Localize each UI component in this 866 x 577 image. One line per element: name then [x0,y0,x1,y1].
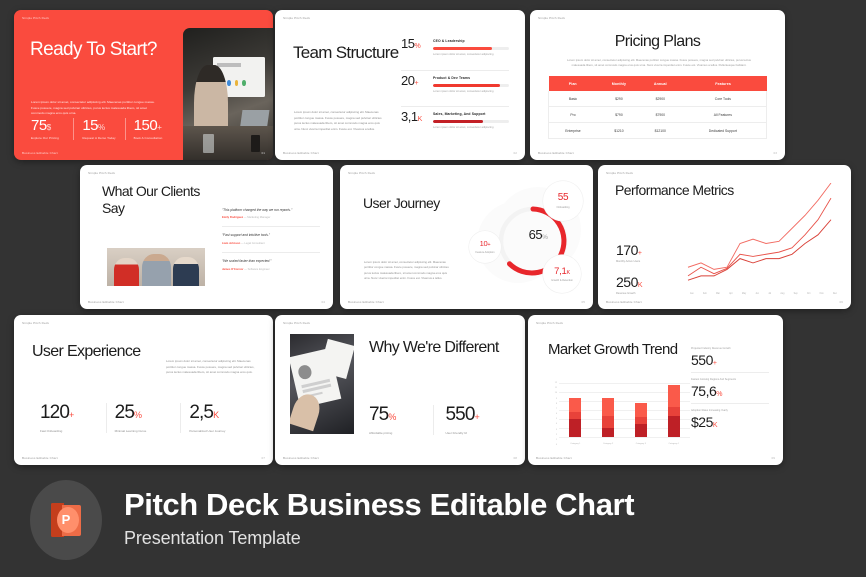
y-tick-label: 4 [556,423,557,425]
metric-value: 15% [401,34,433,54]
kpi-caption: Monthly Active Users [616,260,676,263]
kpi-item: Adoption Rates Increasing Yearly $25K [691,403,769,434]
y-tick-label: 12 [555,382,557,384]
x-tick-label: Category 1 [565,443,585,445]
bar-category-2 [602,398,614,437]
slide-header-label: Simple Pitch Deck [283,321,310,325]
metric-row: 15% CEO & Leadership Lorem ipsum dolor s… [401,34,509,70]
bar-category-4 [668,385,680,437]
kpi-caption: Fastest Growing Regions And Segments [691,378,769,381]
table-header-cell: Plan [549,76,597,91]
bubble-value: 10+ [480,240,491,249]
table-header-row: Plan Monthly Annual Features [549,76,767,91]
testimonial-text: "Fast support and intuitive tools." [222,233,320,238]
slide-header-label: Simple Pitch Deck [536,321,563,325]
slide-title: Ready To Start? [30,40,180,61]
testimonial-text: "This platform changed the way we run re… [222,208,320,213]
slide-footer-label: Business Editable Chart [22,151,58,155]
x-tick-label: Nov [820,293,824,295]
metric-label: Sales, Marketing, And Support [433,112,509,116]
slide-what-our-clients-say[interactable]: Simple Pitch Deck What Our Clients Say "… [80,165,333,309]
slide-body-text: Lorem ipsum dolor sit amet, consectetur … [364,260,452,282]
bubble-value: 55 [558,193,569,203]
table-header-cell: Monthly [597,76,641,91]
stat-value: 2,5K [189,403,247,422]
testimonial-author: Emily Rodriguez — Marketing Manager [222,216,320,219]
journey-bubble-growth-retention: 7,1K Growth & Retention [543,255,581,293]
y-tick-label: 1 [556,439,557,441]
kpi-value: 75,6% [691,384,769,398]
slide-body-text: Lorem ipsum dolor sit amet, consectetur … [31,100,159,117]
slide-ready-to-start[interactable]: Simple Pitch Deck Ready To Start? Lorem … [14,10,273,160]
plot-area [559,383,690,437]
kpi-value: 170+ [616,243,676,257]
testimonial-author: James O'Connor — Software Engineer [222,268,320,271]
slide-pricing-plans[interactable]: Simple Pitch Deck Pricing Plans Lorem ip… [530,10,785,160]
table-cell: $790 [597,107,641,123]
slide-why-were-different[interactable]: Simple Pitch Deck Why We're Different 75… [275,315,525,465]
x-tick-label: May [742,293,746,295]
table-header-cell: Features [680,76,767,91]
slide-page-number: 04 [322,300,325,304]
stat-caption: Minimal Learning Curve [115,429,173,433]
metric-value: 20+ [401,71,433,91]
slide-photo-clients [107,248,205,286]
stat-value: 75% [369,405,427,424]
slide-title: Pricing Plans [530,33,785,51]
progress-bar [433,120,509,123]
y-tick-label: 3 [556,429,557,431]
slide-market-growth-trend[interactable]: Simple Pitch Deck Market Growth Trend 0 … [528,315,783,465]
slide-header-label: Simple Pitch Deck [606,171,633,175]
x-tick-label: Category 4 [664,443,684,445]
stat-item: 75% Affordable pricing [369,405,433,435]
x-tick-label: Jul [768,293,771,295]
testimonial-item: "We scaled faster than expected." James … [222,252,320,278]
x-tick-label: Apr [729,293,733,295]
x-tick-label: Aug [780,293,784,295]
y-tick-label: 5 [556,418,557,420]
slide-page-number: 06 [840,300,843,304]
progress-bar [433,47,509,50]
journey-bubble-onboarding: 55 Onboarding [543,181,583,221]
metric-sub: Lorem ipsum dolor sit amet, consectetur … [433,126,509,129]
slide-footer-label: Business Editable Chart [283,456,319,460]
bubble-caption: Growth & Retention [551,279,573,282]
slide-page-number: 08 [514,456,517,460]
slide-page-number: 05 [582,300,585,304]
slide-performance-metrics[interactable]: Simple Pitch Deck Performance Metrics 17… [598,165,851,309]
stacked-bar-chart: 0 1 2 3 4 5 6 7 8 9 10 11 12 [548,383,690,445]
stat-caption: Explore Our Pricing [31,136,69,140]
kpi-item: 170+ Monthly Active Users [616,237,676,269]
x-tick-label: Category 2 [598,443,618,445]
y-tick-label: 10 [555,392,557,394]
metric-row: 20+ Product & Dev Teams Lorem ipsum dolo… [401,70,509,106]
table-cell: $1210 [597,123,641,139]
stat-caption: Request A Demo Today [82,136,120,140]
stat-value: 75$ [31,118,69,133]
y-tick-label: 6 [556,413,557,415]
kpi-caption: Adoption Rates Increasing Yearly [691,409,769,412]
bottom-banner: P Pitch Deck Business Editable Chart Pre… [0,470,866,577]
table-cell: Enterprise [549,123,597,139]
stat-group: 120+ Fast Onboarding 25% Minimal Learnin… [32,403,255,433]
powerpoint-icon: P [30,480,102,560]
donut-center-value: 65% [513,227,563,242]
y-axis-labels: 0 1 2 3 4 5 6 7 8 9 10 11 12 [548,383,558,445]
slide-header-label: Simple Pitch Deck [538,16,565,20]
table-cell: $290 [597,91,641,107]
metric-row: 3,1K Sales, Marketing, And Support Lorem… [401,106,509,142]
testimonial-group: "This platform changed the way we run re… [222,201,320,278]
stat-item: 150+ Book A Consultation [125,118,176,140]
stat-caption: Personalized User Journey [189,429,247,433]
table-cell: $2900 [641,91,680,107]
metric-label: CEO & Leadership [433,39,509,43]
slide-deck-grid: Simple Pitch Deck Ready To Start? Lorem … [0,0,866,470]
table-cell: Core Tools [680,91,767,107]
line-chart [686,183,841,291]
table-cell: All Features [680,107,767,123]
table-cell: $7900 [641,107,680,123]
metric-sub: Lorem ipsum dolor sit amet, consectetur … [433,53,509,56]
table-cell: Pro [549,107,597,123]
bubble-value: 7,1K [554,267,570,277]
slide-title: Why We're Different [369,339,509,358]
stat-item: 550+ User Friendly UI [433,405,510,435]
metric-value: 3,1K [401,107,433,127]
testimonial-item: "This platform changed the way we run re… [222,201,320,226]
stat-caption: Book A Consultation [134,136,172,140]
x-tick-label: Jan [690,293,694,295]
stat-item: 25% Minimal Learning Curve [106,403,181,433]
kpi-item: Fastest Growing Regions And Segments 75,… [691,372,769,403]
x-tick-label: Sep [794,293,798,295]
slide-user-journey[interactable]: Simple Pitch Deck User Journey Lorem ips… [340,165,593,309]
stat-value: 25% [115,403,173,422]
slide-footer-label: Business Editable Chart [283,151,319,155]
banner-subtitle: Presentation Template [124,528,301,549]
stat-caption: Fast Onboarding [40,429,98,433]
slide-page-number: 07 [262,456,265,460]
bubble-caption: Onboarding [556,206,569,209]
testimonial-text: "We scaled faster than expected." [222,259,320,264]
slide-header-label: Simple Pitch Deck [22,321,49,325]
kpi-caption: Projected Industry Revenue Growth [691,347,769,350]
stat-value: 150+ [134,118,172,133]
slide-footer-label: Business Editable Chart [22,456,58,460]
kpi-item: Projected Industry Revenue Growth 550+ [691,342,769,372]
powerpoint-icon-letter: P [59,511,73,529]
slide-header-label: Simple Pitch Deck [283,16,310,20]
kpi-item: 250K Revenue Growth [616,269,676,301]
x-tick-label: Jun [755,293,759,295]
slide-title: User Journey [363,195,463,212]
slide-user-experience[interactable]: Simple Pitch Deck User Experience Lorem … [14,315,273,465]
y-tick-label: 11 [555,387,557,389]
stat-value: 120+ [40,403,98,422]
bar-group [559,383,690,437]
slide-team-structure[interactable]: Simple Pitch Deck Team Structure Lorem i… [275,10,525,160]
kpi-group: Projected Industry Revenue Growth 550+ F… [691,342,769,434]
y-tick-label: 0 [556,444,557,446]
glass-graphic [203,134,215,154]
slide-photo-meeting [183,28,273,160]
pricing-table: Plan Monthly Annual Features Basic $290 … [548,76,767,139]
y-tick-label: 7 [556,408,557,410]
line-chart-x-labels: Jan Feb Mar Apr May Jun Jul Aug Sep Oct … [686,293,841,295]
slide-footer-label: Business Editable Chart [606,300,642,304]
cup-graphic [251,135,261,152]
slide-photo-documents [290,334,354,434]
slide-page-number: 09 [772,456,775,460]
table-row: Basic $290 $2900 Core Tools [549,91,767,107]
bar-category-3 [635,403,647,437]
x-tick-label: Feb [703,293,707,295]
testimonial-author: Liam Johnson — Legal Consultant [222,242,320,245]
slide-header-label: Simple Pitch Deck [22,16,49,20]
journey-bubble-feature-adoption: 10+ Feature Adoption [469,231,501,263]
y-tick-label: 2 [556,434,557,436]
metric-row-group: 15% CEO & Leadership Lorem ipsum dolor s… [401,34,509,142]
slide-page-number: 01 [262,151,265,155]
bar-category-1 [569,398,581,437]
stat-item: 120+ Fast Onboarding [32,403,106,433]
bubble-caption: Feature Adoption [475,251,494,254]
kpi-value: $25K [691,415,769,429]
table-header-cell: Annual [641,76,680,91]
stat-caption: User Friendly UI [446,431,504,435]
y-tick-label: 8 [556,403,557,405]
table-row: Pro $790 $7900 All Features [549,107,767,123]
slide-page-number: 02 [514,151,517,155]
slide-title: User Experience [32,343,152,362]
table-cell: $12100 [641,123,680,139]
x-tick-label: Oct [807,293,811,295]
kpi-caption: Revenue Growth [616,292,676,295]
stat-value: 15% [82,118,120,133]
table-row: Enterprise $1210 $12100 Dedicated Suppor… [549,123,767,139]
slide-title: What Our Clients Say [102,183,222,216]
stat-value: 550+ [446,405,504,424]
testimonial-item: "Fast support and intuitive tools." Liam… [222,226,320,252]
x-axis-labels: Category 1 Category 2 Category 3 Categor… [559,443,690,445]
x-tick-label: Dec [833,293,837,295]
kpi-group: 170+ Monthly Active Users 250K Revenue G… [616,237,676,301]
y-tick-label: 9 [556,398,557,400]
table-cell: Dedicated Support [680,123,767,139]
metric-sub: Lorem ipsum dolor sit amet, consectetur … [433,90,509,93]
x-tick-label: Category 3 [631,443,651,445]
slide-footer-label: Business Editable Chart [88,300,124,304]
stat-group: 75$ Explore Our Pricing 15% Request A De… [31,118,176,140]
slide-body-text: Lorem ipsum dolor sit amet, consectetur … [294,110,382,133]
stat-item: 2,5K Personalized User Journey [180,403,255,433]
slide-body-text: Lorem ipsum dolor sit amet, consectetur … [566,58,752,69]
stat-group: 75% Affordable pricing 550+ User Friendl… [369,405,509,435]
slide-page-number: 03 [774,151,777,155]
slide-body-text: Lorem ipsum dolor sit amet, consectetur … [166,359,256,376]
banner-title: Pitch Deck Business Editable Chart [124,487,634,523]
slide-title: Market Growth Trend [548,341,693,358]
progress-bar [433,84,509,87]
slide-footer-label: Business Editable Chart [348,300,384,304]
slide-header-label: Simple Pitch Deck [348,171,375,175]
slide-footer-label: Business Editable Chart [536,456,572,460]
stat-item: 75$ Explore Our Pricing [31,118,73,140]
stat-item: 15% Request A Demo Today [73,118,124,140]
slide-title: Team Structure [293,43,405,62]
kpi-value: 550+ [691,353,769,367]
table-cell: Basic [549,91,597,107]
metric-label: Product & Dev Teams [433,76,509,80]
slide-header-label: Simple Pitch Deck [88,171,115,175]
kpi-value: 250K [616,275,676,289]
donut-chart: 65% 55 Onboarding 10+ Feature Adoption 7… [469,179,587,297]
slide-footer-label: Business Editable Chart [538,151,574,155]
x-tick-label: Mar [716,293,720,295]
stat-caption: Affordable pricing [369,431,427,435]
____
GIVEN PROBLEM - Copy out the stretch of records from the line containing "y-tick-label: 4 [556,423,557,425]" through the line containing "stat-caption: Minimal Learning", exactly, one per line.

COMPLETED TASK -
y-tick-label: 4 [556,423,557,425]
metric-value: 15% [401,34,433,54]
kpi-caption: Monthly Active Users [616,260,676,263]
kpi-item: Adoption Rates Increasing Yearly $25K [691,403,769,434]
y-tick-label: 12 [555,382,557,384]
x-tick-label: Category 1 [565,443,585,445]
bar-category-2 [602,398,614,437]
slide-header-label: Simple Pitch Deck [283,321,310,325]
metric-row: 15% CEO & Leadership Lorem ipsum dolor s… [401,34,509,70]
bar-category-4 [668,385,680,437]
kpi-caption: Fastest Growing Regions And Segments [691,378,769,381]
table-header-cell: Plan [549,76,597,91]
bubble-value: 10+ [480,240,491,249]
table-header-row: Plan Monthly Annual Features [549,76,767,91]
testimonial-text: "Fast support and intuitive tools." [222,233,320,238]
slide-header-label: Simple Pitch Deck [536,321,563,325]
slide-title: Ready To Start? [30,40,180,61]
testimonial-text: "This platform changed the way we run re… [222,208,320,213]
slide-footer-label: Business Editable Chart [22,151,58,155]
x-tick-label: Nov [820,293,824,295]
metric-label: Sales, Marketing, And Support [433,112,509,116]
slide-what-our-clients-say[interactable]: Simple Pitch Deck What Our Clients Say "… [80,165,333,309]
slide-body-text: Lorem ipsum dolor sit amet, consectetur … [364,260,452,282]
bubble-value: 55 [558,193,569,203]
table-header-cell: Monthly [597,76,641,91]
stat-value: 2,5K [189,403,247,422]
testimonial-author: Emily Rodriguez — Marketing Manager [222,216,320,219]
journey-bubble-growth-retention: 7,1K Growth & Retention [543,255,581,293]
y-tick-label: 1 [556,439,557,441]
kpi-value: 75,6% [691,384,769,398]
slide-body-text: Lorem ipsum dolor sit amet, consectetur … [31,100,159,117]
slide-ready-to-start[interactable]: Simple Pitch Deck Ready To Start? Lorem … [14,10,273,160]
plot-area [559,383,690,437]
kpi-value: 170+ [616,243,676,257]
testimonial-author: James O'Connor — Software Engineer [222,268,320,271]
slide-pricing-plans[interactable]: Simple Pitch Deck Pricing Plans Lorem ip… [530,10,785,160]
table-cell: $790 [597,107,641,123]
slide-why-were-different[interactable]: Simple Pitch Deck Why We're Different 75… [275,315,525,465]
x-tick-label: May [742,293,746,295]
table-header-cell: Features [680,76,767,91]
slide-page-number: 04 [322,300,325,304]
stat-caption: Minimal Learning Curve [115,429,173,433]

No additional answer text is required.